Copy out the entries below with every occurrence of "Select an answer" changed to "Choose an option", keeping everything else identical.

----- INFORMATION SHOWN

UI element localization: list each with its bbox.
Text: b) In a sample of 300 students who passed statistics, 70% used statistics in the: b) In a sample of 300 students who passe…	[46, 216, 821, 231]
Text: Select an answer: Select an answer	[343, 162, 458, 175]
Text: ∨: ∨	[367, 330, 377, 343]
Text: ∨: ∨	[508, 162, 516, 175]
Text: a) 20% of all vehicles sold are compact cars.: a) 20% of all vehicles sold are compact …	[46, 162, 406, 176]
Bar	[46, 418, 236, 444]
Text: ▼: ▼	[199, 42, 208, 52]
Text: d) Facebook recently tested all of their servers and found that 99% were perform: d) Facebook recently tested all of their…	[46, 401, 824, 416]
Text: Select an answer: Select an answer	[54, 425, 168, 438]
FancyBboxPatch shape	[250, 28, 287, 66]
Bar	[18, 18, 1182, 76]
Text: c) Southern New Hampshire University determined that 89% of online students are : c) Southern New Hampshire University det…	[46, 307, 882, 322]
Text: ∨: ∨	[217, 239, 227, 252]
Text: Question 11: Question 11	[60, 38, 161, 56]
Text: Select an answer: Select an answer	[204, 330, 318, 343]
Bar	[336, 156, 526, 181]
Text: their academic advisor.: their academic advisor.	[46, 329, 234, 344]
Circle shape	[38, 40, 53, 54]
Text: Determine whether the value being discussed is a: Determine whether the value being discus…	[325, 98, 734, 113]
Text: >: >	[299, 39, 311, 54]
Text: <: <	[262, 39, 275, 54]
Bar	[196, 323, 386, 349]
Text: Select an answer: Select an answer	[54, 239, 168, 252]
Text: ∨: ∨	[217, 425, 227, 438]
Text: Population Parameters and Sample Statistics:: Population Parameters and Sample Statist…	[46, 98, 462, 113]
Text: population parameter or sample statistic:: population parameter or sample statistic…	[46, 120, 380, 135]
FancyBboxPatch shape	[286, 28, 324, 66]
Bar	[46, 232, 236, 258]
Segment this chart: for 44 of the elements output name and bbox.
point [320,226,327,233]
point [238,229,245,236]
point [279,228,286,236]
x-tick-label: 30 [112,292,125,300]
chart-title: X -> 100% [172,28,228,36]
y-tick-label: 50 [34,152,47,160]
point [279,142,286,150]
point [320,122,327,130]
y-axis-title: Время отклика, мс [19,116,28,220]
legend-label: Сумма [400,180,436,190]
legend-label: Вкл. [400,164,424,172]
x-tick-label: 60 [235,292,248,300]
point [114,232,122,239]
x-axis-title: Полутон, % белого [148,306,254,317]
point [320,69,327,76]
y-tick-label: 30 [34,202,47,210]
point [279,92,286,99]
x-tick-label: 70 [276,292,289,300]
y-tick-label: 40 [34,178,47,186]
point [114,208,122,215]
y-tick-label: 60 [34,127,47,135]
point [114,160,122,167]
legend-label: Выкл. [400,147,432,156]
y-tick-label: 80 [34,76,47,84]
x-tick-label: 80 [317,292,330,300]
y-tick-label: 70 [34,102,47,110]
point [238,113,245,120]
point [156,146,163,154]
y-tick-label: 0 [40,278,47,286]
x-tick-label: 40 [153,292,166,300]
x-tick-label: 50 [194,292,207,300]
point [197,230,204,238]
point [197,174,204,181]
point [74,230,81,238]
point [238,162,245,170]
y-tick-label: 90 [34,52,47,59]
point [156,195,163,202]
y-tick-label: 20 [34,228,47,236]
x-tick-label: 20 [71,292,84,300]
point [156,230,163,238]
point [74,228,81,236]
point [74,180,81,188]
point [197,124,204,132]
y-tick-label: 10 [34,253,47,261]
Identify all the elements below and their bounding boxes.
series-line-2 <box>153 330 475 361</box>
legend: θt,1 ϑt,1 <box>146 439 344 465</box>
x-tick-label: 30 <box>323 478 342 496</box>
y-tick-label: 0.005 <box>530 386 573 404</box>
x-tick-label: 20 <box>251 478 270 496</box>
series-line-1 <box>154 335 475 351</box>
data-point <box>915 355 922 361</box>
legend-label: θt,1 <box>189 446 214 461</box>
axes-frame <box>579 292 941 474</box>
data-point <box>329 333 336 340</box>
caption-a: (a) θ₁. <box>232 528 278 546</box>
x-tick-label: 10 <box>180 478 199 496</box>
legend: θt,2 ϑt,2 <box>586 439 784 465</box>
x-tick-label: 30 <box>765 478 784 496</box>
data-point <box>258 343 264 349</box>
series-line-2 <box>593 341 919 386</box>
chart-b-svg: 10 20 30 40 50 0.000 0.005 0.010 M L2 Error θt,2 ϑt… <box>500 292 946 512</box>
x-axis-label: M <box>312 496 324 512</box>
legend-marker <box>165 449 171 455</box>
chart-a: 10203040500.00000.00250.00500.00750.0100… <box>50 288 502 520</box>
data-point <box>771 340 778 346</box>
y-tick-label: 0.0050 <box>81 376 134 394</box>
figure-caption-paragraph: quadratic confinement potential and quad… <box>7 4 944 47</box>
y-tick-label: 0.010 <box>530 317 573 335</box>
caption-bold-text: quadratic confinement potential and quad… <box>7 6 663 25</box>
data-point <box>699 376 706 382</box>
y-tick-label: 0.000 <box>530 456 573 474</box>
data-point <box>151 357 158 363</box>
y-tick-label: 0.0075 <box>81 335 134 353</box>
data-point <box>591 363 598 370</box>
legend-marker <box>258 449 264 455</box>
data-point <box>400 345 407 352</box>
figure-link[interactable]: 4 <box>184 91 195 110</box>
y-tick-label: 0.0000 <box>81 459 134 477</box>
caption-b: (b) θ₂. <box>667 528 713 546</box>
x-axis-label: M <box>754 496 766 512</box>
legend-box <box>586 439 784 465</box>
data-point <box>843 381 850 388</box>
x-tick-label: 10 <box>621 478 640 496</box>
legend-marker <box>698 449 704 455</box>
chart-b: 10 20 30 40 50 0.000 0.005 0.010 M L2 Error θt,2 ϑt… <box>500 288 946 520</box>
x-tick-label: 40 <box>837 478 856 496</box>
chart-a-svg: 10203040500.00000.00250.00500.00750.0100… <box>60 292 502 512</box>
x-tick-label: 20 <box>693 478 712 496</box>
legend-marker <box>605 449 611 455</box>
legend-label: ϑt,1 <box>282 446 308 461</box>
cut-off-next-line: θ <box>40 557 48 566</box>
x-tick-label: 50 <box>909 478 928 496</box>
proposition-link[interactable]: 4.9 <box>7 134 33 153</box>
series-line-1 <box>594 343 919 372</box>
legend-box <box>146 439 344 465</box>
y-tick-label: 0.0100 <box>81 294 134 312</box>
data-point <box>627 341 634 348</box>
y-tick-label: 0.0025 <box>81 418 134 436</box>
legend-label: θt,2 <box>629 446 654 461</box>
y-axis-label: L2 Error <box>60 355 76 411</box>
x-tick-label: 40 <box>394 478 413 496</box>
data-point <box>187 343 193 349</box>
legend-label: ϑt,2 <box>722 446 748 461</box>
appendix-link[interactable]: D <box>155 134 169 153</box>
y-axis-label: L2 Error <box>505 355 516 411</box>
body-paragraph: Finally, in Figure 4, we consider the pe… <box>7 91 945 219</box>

----------

● SOLUTION TO THIS PROBLEM:
UI element localization: list each with its bbox.
Text: b) In a sample of 300 students who passed statistics, 70% used statistics in the: b) In a sample of 300 students who passe…	[46, 216, 821, 231]
Text: Choose an option: Choose an option	[343, 162, 458, 175]
Text: ∨: ∨	[367, 330, 377, 343]
Text: ∨: ∨	[508, 162, 516, 175]
Text: a) 20% of all vehicles sold are compact cars.: a) 20% of all vehicles sold are compact …	[46, 162, 406, 176]
Bar	[46, 418, 236, 444]
Text: ▼: ▼	[199, 42, 208, 52]
Text: d) Facebook recently tested all of their servers and found that 99% were perform: d) Facebook recently tested all of their…	[46, 401, 824, 416]
Text: Choose an option: Choose an option	[54, 425, 168, 438]
FancyBboxPatch shape	[250, 28, 287, 66]
Bar	[18, 18, 1182, 76]
Text: c) Southern New Hampshire University determined that 89% of online students are : c) Southern New Hampshire University det…	[46, 307, 882, 322]
Text: ∨: ∨	[217, 239, 227, 252]
Text: Question 11: Question 11	[60, 38, 161, 56]
Text: Choose an option: Choose an option	[204, 330, 318, 343]
Bar	[336, 156, 526, 181]
Text: their academic advisor.: their academic advisor.	[46, 329, 234, 344]
Circle shape	[38, 40, 53, 54]
Text: Determine whether the value being discussed is a: Determine whether the value being discus…	[325, 98, 734, 113]
Text: >: >	[299, 39, 311, 54]
Text: <: <	[262, 39, 275, 54]
Bar	[196, 323, 386, 349]
Text: Choose an option: Choose an option	[54, 239, 168, 252]
Text: ∨: ∨	[217, 425, 227, 438]
Text: Population Parameters and Sample Statistics:: Population Parameters and Sample Statist…	[46, 98, 462, 113]
Text: population parameter or sample statistic:: population parameter or sample statistic…	[46, 120, 380, 135]
FancyBboxPatch shape	[286, 28, 324, 66]
Bar	[46, 232, 236, 258]
Segment this chart: for 44 of the elements output name and bbox.
point [320,226,327,233]
point [238,229,245,236]
point [279,228,286,236]
x-tick-label: 30 [112,292,125,300]
chart-title: X -> 100% [172,28,228,36]
y-tick-label: 50 [34,152,47,160]
point [279,142,286,150]
point [320,122,327,130]
y-axis-title: Время отклика, мс [19,116,28,220]
legend-label: Сумма [400,180,436,190]
legend-label: Вкл. [400,164,424,172]
x-tick-label: 60 [235,292,248,300]
point [114,232,122,239]
x-axis-title: Полутон, % белого [148,306,254,317]
point [320,69,327,76]
y-tick-label: 30 [34,202,47,210]
point [279,92,286,99]
x-tick-label: 70 [276,292,289,300]
y-tick-label: 40 [34,178,47,186]
point [114,208,122,215]
y-tick-label: 60 [34,127,47,135]
point [114,160,122,167]
legend-label: Выкл. [400,147,432,156]
y-tick-label: 80 [34,76,47,84]
x-tick-label: 80 [317,292,330,300]
y-tick-label: 70 [34,102,47,110]
point [238,113,245,120]
point [156,146,163,154]
y-tick-label: 0 [40,278,47,286]
x-tick-label: 40 [153,292,166,300]
x-tick-label: 50 [194,292,207,300]
point [197,230,204,238]
point [197,174,204,181]
point [74,230,81,238]
point [238,162,245,170]
y-tick-label: 90 [34,52,47,59]
point [156,195,163,202]
y-tick-label: 20 [34,228,47,236]
x-tick-label: 20 [71,292,84,300]
point [156,230,163,238]
point [74,228,81,236]
point [74,180,81,188]
point [197,124,204,132]
y-tick-label: 10 [34,253,47,261]
Identify all the elements below and their bounding boxes.
series-line-2 <box>153 330 475 361</box>
legend: θt,1 ϑt,1 <box>146 439 344 465</box>
x-tick-label: 30 <box>323 478 342 496</box>
y-tick-label: 0.005 <box>530 386 573 404</box>
x-tick-label: 20 <box>251 478 270 496</box>
series-line-1 <box>154 335 475 351</box>
data-point <box>915 355 922 361</box>
legend-label: θt,1 <box>189 446 214 461</box>
axes-frame <box>579 292 941 474</box>
data-point <box>329 333 336 340</box>
caption-a: (a) θ₁. <box>232 528 278 546</box>
x-tick-label: 10 <box>180 478 199 496</box>
legend: θt,2 ϑt,2 <box>586 439 784 465</box>
x-tick-label: 30 <box>765 478 784 496</box>
data-point <box>258 343 264 349</box>
series-line-2 <box>593 341 919 386</box>
chart-b-svg: 10 20 30 40 50 0.000 0.005 0.010 M L2 Error θt,2 ϑt… <box>500 292 946 512</box>
x-axis-label: M <box>312 496 324 512</box>
legend-marker <box>165 449 171 455</box>
chart-a: 10203040500.00000.00250.00500.00750.0100… <box>50 288 502 520</box>
data-point <box>771 340 778 346</box>
y-tick-label: 0.0050 <box>81 376 134 394</box>
figure-caption-paragraph: quadratic confinement potential and quad… <box>7 4 944 47</box>
y-tick-label: 0.010 <box>530 317 573 335</box>
caption-bold-text: quadratic confinement potential and quad… <box>7 6 663 25</box>
data-point <box>699 376 706 382</box>
y-tick-label: 0.000 <box>530 456 573 474</box>
data-point <box>151 357 158 363</box>
y-tick-label: 0.0075 <box>81 335 134 353</box>
data-point <box>591 363 598 370</box>
legend-marker <box>258 449 264 455</box>
data-point <box>400 345 407 352</box>
figure-link[interactable]: 4 <box>184 91 195 110</box>
y-tick-label: 0.0000 <box>81 459 134 477</box>
caption-b: (b) θ₂. <box>667 528 713 546</box>
x-axis-label: M <box>754 496 766 512</box>
legend-box <box>586 439 784 465</box>
data-point <box>843 381 850 388</box>
x-tick-label: 10 <box>621 478 640 496</box>
legend-marker <box>698 449 704 455</box>
chart-b: 10 20 30 40 50 0.000 0.005 0.010 M L2 Error θt,2 ϑt… <box>500 288 946 520</box>
x-tick-label: 40 <box>837 478 856 496</box>
chart-a-svg: 10203040500.00000.00250.00500.00750.0100… <box>60 292 502 512</box>
x-tick-label: 20 <box>693 478 712 496</box>
legend-marker <box>605 449 611 455</box>
legend-label: ϑt,1 <box>282 446 308 461</box>
cut-off-next-line: θ <box>40 557 48 566</box>
x-tick-label: 50 <box>909 478 928 496</box>
proposition-link[interactable]: 4.9 <box>7 134 33 153</box>
series-line-1 <box>594 343 919 372</box>
legend-box <box>146 439 344 465</box>
y-tick-label: 0.0100 <box>81 294 134 312</box>
data-point <box>627 341 634 348</box>
y-tick-label: 0.0025 <box>81 418 134 436</box>
legend-label: θt,2 <box>629 446 654 461</box>
y-axis-label: L2 Error <box>60 355 76 411</box>
x-tick-label: 40 <box>394 478 413 496</box>
data-point <box>187 343 193 349</box>
legend-label: ϑt,2 <box>722 446 748 461</box>
appendix-link[interactable]: D <box>155 134 169 153</box>
y-axis-label: L2 Error <box>505 355 516 411</box>
body-paragraph: Finally, in Figure 4, we consider the pe… <box>7 91 945 219</box>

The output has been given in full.